Every entry must be echoed exactly.

= = = =

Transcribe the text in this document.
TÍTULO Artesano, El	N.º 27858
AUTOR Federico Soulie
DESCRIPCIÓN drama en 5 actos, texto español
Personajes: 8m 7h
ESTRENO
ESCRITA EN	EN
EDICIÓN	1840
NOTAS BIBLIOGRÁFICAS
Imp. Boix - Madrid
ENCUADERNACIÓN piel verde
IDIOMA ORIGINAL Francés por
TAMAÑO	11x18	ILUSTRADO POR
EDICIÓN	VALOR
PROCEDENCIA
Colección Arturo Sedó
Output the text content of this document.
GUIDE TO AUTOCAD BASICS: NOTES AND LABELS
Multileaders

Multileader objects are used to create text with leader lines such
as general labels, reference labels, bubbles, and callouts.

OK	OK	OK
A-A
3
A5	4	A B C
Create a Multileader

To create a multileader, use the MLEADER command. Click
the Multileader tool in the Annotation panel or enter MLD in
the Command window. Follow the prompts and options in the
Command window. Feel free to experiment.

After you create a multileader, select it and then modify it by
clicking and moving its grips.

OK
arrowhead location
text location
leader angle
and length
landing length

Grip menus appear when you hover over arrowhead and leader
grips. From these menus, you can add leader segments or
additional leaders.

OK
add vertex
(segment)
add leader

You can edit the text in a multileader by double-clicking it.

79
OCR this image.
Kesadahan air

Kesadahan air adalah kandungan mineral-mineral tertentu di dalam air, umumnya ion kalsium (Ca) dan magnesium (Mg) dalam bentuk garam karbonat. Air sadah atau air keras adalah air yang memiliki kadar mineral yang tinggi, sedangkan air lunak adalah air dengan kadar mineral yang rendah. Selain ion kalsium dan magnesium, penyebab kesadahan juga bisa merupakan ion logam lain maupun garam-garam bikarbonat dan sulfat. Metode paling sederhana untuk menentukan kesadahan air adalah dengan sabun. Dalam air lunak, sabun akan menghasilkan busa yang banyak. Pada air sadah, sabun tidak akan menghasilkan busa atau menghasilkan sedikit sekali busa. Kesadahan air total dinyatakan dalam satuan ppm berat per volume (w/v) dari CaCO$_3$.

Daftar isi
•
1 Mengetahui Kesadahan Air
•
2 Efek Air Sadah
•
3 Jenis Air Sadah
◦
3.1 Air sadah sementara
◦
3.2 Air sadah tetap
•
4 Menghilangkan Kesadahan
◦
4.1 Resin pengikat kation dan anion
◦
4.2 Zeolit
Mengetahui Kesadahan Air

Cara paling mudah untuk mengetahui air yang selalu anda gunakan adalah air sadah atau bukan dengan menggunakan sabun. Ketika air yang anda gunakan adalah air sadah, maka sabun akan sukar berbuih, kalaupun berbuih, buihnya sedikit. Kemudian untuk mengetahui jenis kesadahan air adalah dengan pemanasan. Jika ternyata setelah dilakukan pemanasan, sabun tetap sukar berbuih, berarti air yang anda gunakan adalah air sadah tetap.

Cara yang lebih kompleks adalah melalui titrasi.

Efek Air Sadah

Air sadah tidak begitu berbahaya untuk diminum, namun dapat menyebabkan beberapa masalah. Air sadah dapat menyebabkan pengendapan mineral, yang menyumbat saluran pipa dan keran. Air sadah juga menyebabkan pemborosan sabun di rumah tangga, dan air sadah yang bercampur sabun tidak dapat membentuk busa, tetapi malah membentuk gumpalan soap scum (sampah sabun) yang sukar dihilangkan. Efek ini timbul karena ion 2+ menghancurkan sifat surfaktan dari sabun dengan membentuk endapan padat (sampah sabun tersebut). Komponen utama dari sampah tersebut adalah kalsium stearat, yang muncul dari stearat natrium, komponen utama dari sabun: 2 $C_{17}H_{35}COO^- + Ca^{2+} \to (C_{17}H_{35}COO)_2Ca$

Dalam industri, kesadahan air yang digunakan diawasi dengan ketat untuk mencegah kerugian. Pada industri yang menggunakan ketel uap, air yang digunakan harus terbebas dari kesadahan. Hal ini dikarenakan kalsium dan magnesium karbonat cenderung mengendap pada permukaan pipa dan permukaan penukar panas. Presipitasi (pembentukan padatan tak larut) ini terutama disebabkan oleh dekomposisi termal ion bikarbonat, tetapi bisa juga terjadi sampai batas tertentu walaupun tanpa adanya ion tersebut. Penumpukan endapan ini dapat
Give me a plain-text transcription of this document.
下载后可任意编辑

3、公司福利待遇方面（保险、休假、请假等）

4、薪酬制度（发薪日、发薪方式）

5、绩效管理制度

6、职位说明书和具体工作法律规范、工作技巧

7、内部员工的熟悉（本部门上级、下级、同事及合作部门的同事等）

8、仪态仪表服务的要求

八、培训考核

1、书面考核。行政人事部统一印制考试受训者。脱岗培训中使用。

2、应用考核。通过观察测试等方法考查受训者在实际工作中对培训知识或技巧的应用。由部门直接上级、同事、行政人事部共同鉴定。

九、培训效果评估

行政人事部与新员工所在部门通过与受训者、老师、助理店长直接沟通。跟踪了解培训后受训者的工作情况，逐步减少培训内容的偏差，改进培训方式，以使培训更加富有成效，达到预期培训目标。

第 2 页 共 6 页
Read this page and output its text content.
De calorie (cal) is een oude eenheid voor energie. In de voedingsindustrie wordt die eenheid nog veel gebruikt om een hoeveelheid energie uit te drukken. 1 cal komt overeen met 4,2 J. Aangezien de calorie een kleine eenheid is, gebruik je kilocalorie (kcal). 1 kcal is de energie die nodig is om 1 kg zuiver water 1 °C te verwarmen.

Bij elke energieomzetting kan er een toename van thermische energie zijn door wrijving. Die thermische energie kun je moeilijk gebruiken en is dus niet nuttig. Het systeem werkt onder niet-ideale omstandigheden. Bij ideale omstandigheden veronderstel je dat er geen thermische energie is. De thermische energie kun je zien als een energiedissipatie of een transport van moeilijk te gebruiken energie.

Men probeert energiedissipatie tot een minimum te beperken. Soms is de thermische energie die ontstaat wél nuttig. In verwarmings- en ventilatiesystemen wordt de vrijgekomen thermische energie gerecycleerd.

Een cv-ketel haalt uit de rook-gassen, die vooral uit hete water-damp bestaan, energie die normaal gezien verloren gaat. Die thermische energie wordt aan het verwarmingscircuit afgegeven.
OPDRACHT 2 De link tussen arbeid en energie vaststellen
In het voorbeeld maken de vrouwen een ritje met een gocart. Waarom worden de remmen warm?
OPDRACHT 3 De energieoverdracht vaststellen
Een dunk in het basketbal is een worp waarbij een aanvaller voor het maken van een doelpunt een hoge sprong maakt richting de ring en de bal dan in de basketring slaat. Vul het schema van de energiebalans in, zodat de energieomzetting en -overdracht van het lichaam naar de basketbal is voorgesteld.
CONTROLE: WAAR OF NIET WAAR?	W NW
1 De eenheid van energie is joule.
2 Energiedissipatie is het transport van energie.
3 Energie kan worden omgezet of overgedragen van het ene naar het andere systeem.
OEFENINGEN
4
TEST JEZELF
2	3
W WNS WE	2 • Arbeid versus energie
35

= = = =

Result of this task:
Transcribe the text in this document.
TÍTULO Artesano, El	N.º 27858
AUTOR Federico Soulie
DESCRIPCIÓN drama en 5 actos, texto español
Personajes: 8m 7h
ESTRENO
ESCRITA EN	EN
EDICIÓN	1840
NOTAS BIBLIOGRÁFICAS
Imp. Boix - Madrid
ENCUADERNACIÓN piel verde
IDIOMA ORIGINAL Francés por
TAMAÑO	11x18	ILUSTRADO POR
EDICIÓN	VALOR
PROCEDENCIA
Colección Arturo Sedó
Output the text content of this document.
GUIDE TO AUTOCAD BASICS: NOTES AND LABELS
Multileaders

Multileader objects are used to create text with leader lines such
as general labels, reference labels, bubbles, and callouts.

OK	OK	OK
A-A
3
A5	4	A B C
Create a Multileader

To create a multileader, use the MLEADER command. Click
the Multileader tool in the Annotation panel or enter MLD in
the Command window. Follow the prompts and options in the
Command window. Feel free to experiment.

After you create a multileader, select it and then modify it by
clicking and moving its grips.

OK
arrowhead location
text location
leader angle
and length
landing length

Grip menus appear when you hover over arrowhead and leader
grips. From these menus, you can add leader segments or
additional leaders.

OK
add vertex
(segment)
add leader

You can edit the text in a multileader by double-clicking it.

79
OCR this image.
Kesadahan air

Kesadahan air adalah kandungan mineral-mineral tertentu di dalam air, umumnya ion kalsium (Ca) dan magnesium (Mg) dalam bentuk garam karbonat. Air sadah atau air keras adalah air yang memiliki kadar mineral yang tinggi, sedangkan air lunak adalah air dengan kadar mineral yang rendah. Selain ion kalsium dan magnesium, penyebab kesadahan juga bisa merupakan ion logam lain maupun garam-garam bikarbonat dan sulfat. Metode paling sederhana untuk menentukan kesadahan air adalah dengan sabun. Dalam air lunak, sabun akan menghasilkan busa yang banyak. Pada air sadah, sabun tidak akan menghasilkan busa atau menghasilkan sedikit sekali busa. Kesadahan air total dinyatakan dalam satuan ppm berat per volume (w/v) dari CaCO$_3$.

Daftar isi
•
1 Mengetahui Kesadahan Air
•
2 Efek Air Sadah
•
3 Jenis Air Sadah
◦
3.1 Air sadah sementara
◦
3.2 Air sadah tetap
•
4 Menghilangkan Kesadahan
◦
4.1 Resin pengikat kation dan anion
◦
4.2 Zeolit
Mengetahui Kesadahan Air

Cara paling mudah untuk mengetahui air yang selalu anda gunakan adalah air sadah atau bukan dengan menggunakan sabun. Ketika air yang anda gunakan adalah air sadah, maka sabun akan sukar berbuih, kalaupun berbuih, buihnya sedikit. Kemudian untuk mengetahui jenis kesadahan air adalah dengan pemanasan. Jika ternyata setelah dilakukan pemanasan, sabun tetap sukar berbuih, berarti air yang anda gunakan adalah air sadah tetap.

Cara yang lebih kompleks adalah melalui titrasi.

Efek Air Sadah

Air sadah tidak begitu berbahaya untuk diminum, namun dapat menyebabkan beberapa masalah. Air sadah dapat menyebabkan pengendapan mineral, yang menyumbat saluran pipa dan keran. Air sadah juga menyebabkan pemborosan sabun di rumah tangga, dan air sadah yang bercampur sabun tidak dapat membentuk busa, tetapi malah membentuk gumpalan soap scum (sampah sabun) yang sukar dihilangkan. Efek ini timbul karena ion 2+ menghancurkan sifat surfaktan dari sabun dengan membentuk endapan padat (sampah sabun tersebut). Komponen utama dari sampah tersebut adalah kalsium stearat, yang muncul dari stearat natrium, komponen utama dari sabun: 2 $C_{17}H_{35}COO^- + Ca^{2+} \to (C_{17}H_{35}COO)_2Ca$

Dalam industri, kesadahan air yang digunakan diawasi dengan ketat untuk mencegah kerugian. Pada industri yang menggunakan ketel uap, air yang digunakan harus terbebas dari kesadahan. Hal ini dikarenakan kalsium dan magnesium karbonat cenderung mengendap pada permukaan pipa dan permukaan penukar panas. Presipitasi (pembentukan padatan tak larut) ini terutama disebabkan oleh dekomposisi termal ion bikarbonat, tetapi bisa juga terjadi sampai batas tertentu walaupun tanpa adanya ion tersebut. Penumpukan endapan ini dapat
Give me a plain-text transcription of this document.
下载后可任意编辑

3、公司福利待遇方面（保险、休假、请假等）

4、薪酬制度（发薪日、发薪方式）

5、绩效管理制度

6、职位说明书和具体工作法律规范、工作技巧

7、内部员工的熟悉（本部门上级、下级、同事及合作部门的同事等）

8、仪态仪表服务的要求

八、培训考核

1、书面考核。行政人事部统一印制考试受训者。脱岗培训中使用。

2、应用考核。通过观察测试等方法考查受训者在实际工作中对培训知识或技巧的应用。由部门直接上级、同事、行政人事部共同鉴定。

九、培训效果评估

行政人事部与新员工所在部门通过与受训者、老师、助理店长直接沟通。跟踪了解培训后受训者的工作情况，逐步减少培训内容的偏差，改进培训方式，以使培训更加富有成效，达到预期培训目标。

第 2 页 共 6 页
Read this page and output its text content.
De calorie (cal) is een oude eenheid voor energie. In de voedingsindustrie wordt die eenheid nog veel gebruikt om een hoeveelheid energie uit te drukken. 1 cal komt overeen met 4,2 J. Aangezien de calorie een kleine eenheid is, gebruik je kilocalorie (kcal). 1 kcal is de energie die nodig is om 1 kg zuiver water 1 °C te verwarmen.

Bij elke energieomzetting kan er een toename van thermische energie zijn door wrijving. Die thermische energie kun je moeilijk gebruiken en is dus niet nuttig. Het systeem werkt onder niet-ideale omstandigheden. Bij ideale omstandigheden veronderstel je dat er geen thermische energie is. De thermische energie kun je zien als een energiedissipatie of een transport van moeilijk te gebruiken energie.

Men probeert energiedissipatie tot een minimum te beperken. Soms is de thermische energie die ontstaat wél nuttig. In verwarmings- en ventilatiesystemen wordt de vrijgekomen thermische energie gerecycleerd.

Een cv-ketel haalt uit de rook-gassen, die vooral uit hete water-damp bestaan, energie die normaal gezien verloren gaat. Die thermische energie wordt aan het verwarmingscircuit afgegeven.
OPDRACHT 2 De link tussen arbeid en energie vaststellen
In het voorbeeld maken de vrouwen een ritje met een gocart. Waarom worden de remmen warm?
OPDRACHT 3 De energieoverdracht vaststellen
Een dunk in het basketbal is een worp waarbij een aanvaller voor het maken van een doelpunt een hoge sprong maakt richting de ring en de bal dan in de basketring slaat. Vul het schema van de energiebalans in, zodat de energieomzetting en -overdracht van het lichaam naar de basketbal is voorgesteld.
CONTROLE: WAAR OF NIET WAAR?	W NW
1 De eenheid van energie is joule.
2 Energiedissipatie is het transport van energie.
3 Energie kan worden omgezet of overgedragen van het ene naar het andere systeem.
OEFENINGEN
4
TEST JEZELF
2	3
W WNS WE	2 • Arbeid versus energie
35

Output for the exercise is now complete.